_Description of the task_
Read through the records below and copy each line that uses the word "globine".

_Data for the task_
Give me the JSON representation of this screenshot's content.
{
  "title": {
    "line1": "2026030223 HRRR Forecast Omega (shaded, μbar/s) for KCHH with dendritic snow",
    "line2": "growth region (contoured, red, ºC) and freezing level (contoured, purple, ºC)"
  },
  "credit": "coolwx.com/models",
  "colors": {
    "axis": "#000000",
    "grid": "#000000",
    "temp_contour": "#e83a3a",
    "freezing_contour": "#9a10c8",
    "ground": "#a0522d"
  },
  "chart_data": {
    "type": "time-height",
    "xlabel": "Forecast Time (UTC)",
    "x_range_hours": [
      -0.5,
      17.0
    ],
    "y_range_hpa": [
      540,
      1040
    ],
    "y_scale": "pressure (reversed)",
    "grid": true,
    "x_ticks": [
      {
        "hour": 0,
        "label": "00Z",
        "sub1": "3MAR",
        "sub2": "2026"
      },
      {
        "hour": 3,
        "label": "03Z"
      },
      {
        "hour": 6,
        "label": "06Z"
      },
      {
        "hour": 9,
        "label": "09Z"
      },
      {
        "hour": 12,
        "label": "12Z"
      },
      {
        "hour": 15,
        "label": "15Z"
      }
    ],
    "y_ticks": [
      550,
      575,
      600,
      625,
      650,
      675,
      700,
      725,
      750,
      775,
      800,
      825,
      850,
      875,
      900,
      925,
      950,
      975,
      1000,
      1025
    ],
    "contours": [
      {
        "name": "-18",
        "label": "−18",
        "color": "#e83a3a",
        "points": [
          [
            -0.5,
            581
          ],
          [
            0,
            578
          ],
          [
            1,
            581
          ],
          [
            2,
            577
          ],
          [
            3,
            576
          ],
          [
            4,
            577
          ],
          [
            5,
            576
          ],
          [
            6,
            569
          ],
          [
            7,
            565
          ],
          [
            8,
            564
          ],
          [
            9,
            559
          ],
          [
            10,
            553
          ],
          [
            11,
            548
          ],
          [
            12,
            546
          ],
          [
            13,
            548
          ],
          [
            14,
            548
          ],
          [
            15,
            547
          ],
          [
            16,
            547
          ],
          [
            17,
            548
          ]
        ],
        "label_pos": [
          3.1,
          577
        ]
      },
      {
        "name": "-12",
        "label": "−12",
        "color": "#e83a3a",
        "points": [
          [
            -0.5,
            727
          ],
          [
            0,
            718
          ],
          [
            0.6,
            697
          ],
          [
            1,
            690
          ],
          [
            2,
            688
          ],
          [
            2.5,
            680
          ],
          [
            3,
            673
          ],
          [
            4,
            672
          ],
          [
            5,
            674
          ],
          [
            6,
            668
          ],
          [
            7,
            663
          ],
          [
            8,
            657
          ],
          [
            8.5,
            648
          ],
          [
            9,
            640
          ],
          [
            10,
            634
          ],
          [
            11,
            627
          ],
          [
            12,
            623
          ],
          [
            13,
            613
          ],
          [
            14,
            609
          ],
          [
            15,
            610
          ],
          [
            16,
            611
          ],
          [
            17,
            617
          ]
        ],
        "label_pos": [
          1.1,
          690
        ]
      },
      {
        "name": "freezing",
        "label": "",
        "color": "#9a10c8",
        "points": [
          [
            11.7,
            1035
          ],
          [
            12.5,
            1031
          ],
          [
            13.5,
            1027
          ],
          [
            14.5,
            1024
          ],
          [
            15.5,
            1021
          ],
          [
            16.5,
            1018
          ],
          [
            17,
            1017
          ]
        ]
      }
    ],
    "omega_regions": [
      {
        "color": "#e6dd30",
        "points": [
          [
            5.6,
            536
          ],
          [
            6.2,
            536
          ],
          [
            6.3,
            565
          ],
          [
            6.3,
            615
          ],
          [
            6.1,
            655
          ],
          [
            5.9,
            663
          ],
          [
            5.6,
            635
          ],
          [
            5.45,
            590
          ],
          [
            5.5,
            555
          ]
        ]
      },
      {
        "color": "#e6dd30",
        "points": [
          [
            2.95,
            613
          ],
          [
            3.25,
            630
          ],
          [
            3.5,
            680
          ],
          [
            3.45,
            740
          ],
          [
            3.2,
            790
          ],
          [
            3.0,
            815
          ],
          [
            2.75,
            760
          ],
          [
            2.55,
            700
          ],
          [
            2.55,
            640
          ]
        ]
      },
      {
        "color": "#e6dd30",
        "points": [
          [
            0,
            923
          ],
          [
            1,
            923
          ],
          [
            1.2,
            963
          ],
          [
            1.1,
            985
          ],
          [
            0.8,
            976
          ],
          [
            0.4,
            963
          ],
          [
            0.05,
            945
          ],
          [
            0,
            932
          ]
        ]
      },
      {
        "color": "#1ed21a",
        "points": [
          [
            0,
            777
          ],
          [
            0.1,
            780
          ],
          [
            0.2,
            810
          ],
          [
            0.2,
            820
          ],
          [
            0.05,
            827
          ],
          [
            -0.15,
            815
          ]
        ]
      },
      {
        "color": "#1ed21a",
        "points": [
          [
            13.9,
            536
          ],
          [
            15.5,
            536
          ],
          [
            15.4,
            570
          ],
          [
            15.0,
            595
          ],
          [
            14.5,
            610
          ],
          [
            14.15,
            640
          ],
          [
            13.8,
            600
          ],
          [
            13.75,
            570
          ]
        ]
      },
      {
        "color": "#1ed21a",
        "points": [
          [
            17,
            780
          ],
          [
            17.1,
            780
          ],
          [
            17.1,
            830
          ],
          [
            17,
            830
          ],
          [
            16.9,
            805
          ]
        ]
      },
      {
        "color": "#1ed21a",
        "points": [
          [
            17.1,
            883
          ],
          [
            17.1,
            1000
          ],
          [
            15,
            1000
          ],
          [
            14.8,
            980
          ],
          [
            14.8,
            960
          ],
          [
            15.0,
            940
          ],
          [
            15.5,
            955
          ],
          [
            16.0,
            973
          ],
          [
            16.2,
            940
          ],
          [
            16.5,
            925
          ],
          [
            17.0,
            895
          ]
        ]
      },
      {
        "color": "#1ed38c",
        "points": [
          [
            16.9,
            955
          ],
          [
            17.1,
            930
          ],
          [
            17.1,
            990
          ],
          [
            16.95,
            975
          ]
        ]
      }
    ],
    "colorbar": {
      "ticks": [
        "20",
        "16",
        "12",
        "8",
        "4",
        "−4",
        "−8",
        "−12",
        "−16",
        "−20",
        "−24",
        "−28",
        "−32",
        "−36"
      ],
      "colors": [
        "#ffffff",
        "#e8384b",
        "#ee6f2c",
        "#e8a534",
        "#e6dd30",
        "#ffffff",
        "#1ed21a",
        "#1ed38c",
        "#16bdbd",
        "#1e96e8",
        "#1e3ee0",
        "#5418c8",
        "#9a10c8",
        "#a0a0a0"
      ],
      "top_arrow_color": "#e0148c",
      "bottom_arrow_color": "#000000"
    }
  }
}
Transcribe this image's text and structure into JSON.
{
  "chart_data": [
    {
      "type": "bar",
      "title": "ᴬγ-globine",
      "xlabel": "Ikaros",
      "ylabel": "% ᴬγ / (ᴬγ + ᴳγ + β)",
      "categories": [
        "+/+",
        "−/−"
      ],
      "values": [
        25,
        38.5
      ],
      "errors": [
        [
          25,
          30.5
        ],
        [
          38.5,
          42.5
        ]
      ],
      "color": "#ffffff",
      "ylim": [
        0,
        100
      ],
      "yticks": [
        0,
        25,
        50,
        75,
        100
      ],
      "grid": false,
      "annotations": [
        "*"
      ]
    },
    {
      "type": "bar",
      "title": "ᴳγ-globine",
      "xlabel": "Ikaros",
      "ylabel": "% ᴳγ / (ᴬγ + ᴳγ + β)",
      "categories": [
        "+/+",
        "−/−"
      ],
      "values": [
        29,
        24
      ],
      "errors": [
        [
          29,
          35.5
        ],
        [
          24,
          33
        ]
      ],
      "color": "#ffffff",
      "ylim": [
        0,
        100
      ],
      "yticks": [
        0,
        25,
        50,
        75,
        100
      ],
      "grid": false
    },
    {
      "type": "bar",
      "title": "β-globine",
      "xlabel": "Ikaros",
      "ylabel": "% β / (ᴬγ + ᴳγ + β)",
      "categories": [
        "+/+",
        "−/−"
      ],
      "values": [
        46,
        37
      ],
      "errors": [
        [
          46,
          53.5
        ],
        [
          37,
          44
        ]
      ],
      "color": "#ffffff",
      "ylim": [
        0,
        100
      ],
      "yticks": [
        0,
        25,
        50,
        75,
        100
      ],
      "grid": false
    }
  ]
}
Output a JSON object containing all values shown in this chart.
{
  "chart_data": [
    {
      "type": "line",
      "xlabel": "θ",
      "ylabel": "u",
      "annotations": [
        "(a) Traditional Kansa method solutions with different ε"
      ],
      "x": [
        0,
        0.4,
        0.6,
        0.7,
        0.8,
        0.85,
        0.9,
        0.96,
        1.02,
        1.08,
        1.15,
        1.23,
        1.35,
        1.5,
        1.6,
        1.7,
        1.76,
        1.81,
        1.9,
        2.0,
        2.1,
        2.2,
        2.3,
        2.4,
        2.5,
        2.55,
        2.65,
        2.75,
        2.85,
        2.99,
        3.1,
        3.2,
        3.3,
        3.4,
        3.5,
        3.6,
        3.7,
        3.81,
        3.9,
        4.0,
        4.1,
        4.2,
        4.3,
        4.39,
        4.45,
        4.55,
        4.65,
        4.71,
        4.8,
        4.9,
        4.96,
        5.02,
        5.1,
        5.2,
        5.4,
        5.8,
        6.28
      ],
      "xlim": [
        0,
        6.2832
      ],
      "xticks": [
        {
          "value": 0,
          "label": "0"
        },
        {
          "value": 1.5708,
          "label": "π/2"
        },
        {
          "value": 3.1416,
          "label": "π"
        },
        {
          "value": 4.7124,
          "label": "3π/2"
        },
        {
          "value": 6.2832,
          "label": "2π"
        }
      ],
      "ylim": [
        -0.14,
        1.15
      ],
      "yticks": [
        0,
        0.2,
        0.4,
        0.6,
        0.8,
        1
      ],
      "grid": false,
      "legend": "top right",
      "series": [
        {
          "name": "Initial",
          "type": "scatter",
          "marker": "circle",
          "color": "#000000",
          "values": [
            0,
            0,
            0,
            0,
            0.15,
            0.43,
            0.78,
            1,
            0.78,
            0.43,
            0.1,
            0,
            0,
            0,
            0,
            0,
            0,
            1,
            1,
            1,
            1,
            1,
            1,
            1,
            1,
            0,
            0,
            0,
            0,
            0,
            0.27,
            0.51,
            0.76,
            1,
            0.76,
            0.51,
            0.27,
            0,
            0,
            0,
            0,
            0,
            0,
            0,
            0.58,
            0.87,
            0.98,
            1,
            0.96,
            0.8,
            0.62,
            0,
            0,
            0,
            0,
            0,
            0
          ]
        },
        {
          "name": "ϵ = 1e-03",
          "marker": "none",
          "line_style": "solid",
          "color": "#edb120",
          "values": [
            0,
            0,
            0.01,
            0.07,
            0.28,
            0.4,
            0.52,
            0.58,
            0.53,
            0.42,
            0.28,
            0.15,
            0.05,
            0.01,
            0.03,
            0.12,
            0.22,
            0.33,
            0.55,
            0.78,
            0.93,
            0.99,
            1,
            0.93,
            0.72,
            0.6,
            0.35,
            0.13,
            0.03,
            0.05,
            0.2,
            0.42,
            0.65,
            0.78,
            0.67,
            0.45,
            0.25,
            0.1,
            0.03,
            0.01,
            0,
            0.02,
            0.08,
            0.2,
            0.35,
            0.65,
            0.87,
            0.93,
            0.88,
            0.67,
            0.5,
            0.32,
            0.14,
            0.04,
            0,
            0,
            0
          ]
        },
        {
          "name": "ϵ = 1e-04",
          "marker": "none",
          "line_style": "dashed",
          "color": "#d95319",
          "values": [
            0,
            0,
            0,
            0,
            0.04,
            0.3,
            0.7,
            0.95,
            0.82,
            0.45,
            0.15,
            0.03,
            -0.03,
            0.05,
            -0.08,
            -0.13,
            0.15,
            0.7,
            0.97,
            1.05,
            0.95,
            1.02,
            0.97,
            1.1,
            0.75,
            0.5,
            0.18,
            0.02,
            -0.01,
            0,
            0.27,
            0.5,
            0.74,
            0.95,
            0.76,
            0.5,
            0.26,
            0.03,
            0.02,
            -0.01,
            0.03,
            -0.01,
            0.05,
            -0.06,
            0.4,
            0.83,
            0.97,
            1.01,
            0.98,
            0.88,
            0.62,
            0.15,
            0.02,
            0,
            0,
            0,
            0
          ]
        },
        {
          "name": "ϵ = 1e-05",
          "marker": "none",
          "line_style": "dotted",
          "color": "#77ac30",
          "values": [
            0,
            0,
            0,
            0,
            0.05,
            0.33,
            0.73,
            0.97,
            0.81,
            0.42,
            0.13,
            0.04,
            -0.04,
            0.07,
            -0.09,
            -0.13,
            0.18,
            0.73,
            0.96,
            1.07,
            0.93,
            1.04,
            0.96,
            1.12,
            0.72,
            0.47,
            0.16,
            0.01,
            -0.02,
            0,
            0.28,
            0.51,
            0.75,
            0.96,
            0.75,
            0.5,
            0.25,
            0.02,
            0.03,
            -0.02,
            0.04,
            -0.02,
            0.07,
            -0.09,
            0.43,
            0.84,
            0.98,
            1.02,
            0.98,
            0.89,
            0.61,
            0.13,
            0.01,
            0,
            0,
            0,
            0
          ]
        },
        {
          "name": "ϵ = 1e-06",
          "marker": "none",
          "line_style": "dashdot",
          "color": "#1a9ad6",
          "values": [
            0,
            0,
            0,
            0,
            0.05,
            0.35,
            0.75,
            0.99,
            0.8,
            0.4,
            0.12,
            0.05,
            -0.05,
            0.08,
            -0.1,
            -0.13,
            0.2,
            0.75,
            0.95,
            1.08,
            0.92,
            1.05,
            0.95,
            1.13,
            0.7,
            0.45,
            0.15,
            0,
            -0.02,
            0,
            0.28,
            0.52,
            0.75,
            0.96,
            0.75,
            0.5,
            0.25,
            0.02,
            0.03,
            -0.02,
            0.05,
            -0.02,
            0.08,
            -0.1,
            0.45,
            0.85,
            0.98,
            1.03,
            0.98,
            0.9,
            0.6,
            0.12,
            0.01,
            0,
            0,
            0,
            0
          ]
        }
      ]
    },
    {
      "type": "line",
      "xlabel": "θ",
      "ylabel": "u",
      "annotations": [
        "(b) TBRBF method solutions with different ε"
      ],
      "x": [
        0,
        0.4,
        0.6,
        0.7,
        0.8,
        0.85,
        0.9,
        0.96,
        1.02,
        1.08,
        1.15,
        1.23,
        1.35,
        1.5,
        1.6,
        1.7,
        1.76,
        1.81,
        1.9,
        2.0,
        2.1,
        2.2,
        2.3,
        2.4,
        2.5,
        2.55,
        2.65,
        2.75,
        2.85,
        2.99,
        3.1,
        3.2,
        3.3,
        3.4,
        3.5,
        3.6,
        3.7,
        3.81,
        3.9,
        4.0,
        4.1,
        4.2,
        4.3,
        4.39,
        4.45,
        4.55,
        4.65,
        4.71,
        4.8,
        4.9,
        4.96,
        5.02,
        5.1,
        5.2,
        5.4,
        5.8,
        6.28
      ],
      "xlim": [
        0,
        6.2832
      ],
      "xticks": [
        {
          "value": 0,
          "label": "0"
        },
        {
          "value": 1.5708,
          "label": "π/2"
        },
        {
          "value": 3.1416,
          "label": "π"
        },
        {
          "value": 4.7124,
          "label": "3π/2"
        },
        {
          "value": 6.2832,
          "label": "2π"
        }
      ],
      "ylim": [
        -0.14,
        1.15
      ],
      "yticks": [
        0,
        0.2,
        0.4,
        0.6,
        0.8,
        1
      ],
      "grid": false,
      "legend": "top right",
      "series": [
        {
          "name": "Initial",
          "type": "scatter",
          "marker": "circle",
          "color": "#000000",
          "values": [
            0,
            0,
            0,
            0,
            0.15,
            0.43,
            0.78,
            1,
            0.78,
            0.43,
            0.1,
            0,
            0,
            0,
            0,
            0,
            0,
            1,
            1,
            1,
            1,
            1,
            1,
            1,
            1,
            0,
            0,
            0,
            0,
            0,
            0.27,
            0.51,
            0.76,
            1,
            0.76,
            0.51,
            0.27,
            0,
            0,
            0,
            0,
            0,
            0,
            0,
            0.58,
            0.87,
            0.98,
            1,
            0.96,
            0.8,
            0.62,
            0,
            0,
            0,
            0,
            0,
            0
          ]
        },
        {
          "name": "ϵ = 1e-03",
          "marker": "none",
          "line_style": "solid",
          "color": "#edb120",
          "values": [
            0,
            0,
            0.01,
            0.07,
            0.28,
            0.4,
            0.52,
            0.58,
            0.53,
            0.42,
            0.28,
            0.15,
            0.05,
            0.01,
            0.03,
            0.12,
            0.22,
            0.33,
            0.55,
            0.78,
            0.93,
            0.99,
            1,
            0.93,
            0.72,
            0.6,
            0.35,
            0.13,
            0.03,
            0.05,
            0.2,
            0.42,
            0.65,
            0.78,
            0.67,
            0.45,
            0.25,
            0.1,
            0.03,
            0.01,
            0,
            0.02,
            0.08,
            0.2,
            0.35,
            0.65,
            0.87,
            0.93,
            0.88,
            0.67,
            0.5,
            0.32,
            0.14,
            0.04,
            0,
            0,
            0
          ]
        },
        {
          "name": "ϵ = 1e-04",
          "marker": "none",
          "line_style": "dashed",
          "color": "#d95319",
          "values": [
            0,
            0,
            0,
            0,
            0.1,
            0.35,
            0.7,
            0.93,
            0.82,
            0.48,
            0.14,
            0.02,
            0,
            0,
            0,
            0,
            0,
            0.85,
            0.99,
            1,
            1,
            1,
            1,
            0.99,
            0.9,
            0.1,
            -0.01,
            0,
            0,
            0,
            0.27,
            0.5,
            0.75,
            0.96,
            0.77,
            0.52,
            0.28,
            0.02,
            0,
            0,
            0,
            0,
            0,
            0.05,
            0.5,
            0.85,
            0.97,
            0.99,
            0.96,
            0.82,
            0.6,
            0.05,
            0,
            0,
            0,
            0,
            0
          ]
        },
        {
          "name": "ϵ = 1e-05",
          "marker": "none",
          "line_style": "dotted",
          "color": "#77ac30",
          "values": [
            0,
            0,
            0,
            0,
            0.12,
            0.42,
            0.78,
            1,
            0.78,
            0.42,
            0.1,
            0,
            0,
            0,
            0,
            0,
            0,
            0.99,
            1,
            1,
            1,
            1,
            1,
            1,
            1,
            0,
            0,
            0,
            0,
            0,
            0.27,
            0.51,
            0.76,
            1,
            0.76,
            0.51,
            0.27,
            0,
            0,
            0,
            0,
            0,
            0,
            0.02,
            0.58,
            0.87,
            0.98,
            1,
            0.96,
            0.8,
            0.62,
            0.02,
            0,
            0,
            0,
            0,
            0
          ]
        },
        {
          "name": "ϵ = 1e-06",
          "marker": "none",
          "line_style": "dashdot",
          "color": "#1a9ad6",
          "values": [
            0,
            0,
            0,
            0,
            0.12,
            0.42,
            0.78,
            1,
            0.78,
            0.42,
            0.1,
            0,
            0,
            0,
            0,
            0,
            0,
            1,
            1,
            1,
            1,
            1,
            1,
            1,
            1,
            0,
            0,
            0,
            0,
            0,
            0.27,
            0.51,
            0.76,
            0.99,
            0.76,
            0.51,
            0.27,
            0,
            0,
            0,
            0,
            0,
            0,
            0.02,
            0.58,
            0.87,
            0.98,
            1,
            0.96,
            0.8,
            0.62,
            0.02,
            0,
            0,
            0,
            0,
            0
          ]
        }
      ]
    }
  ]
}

_Exercise solution_
      "title": "ᴬγ-globine",
      "title": "ᴳγ-globine",
      "title": "β-globine",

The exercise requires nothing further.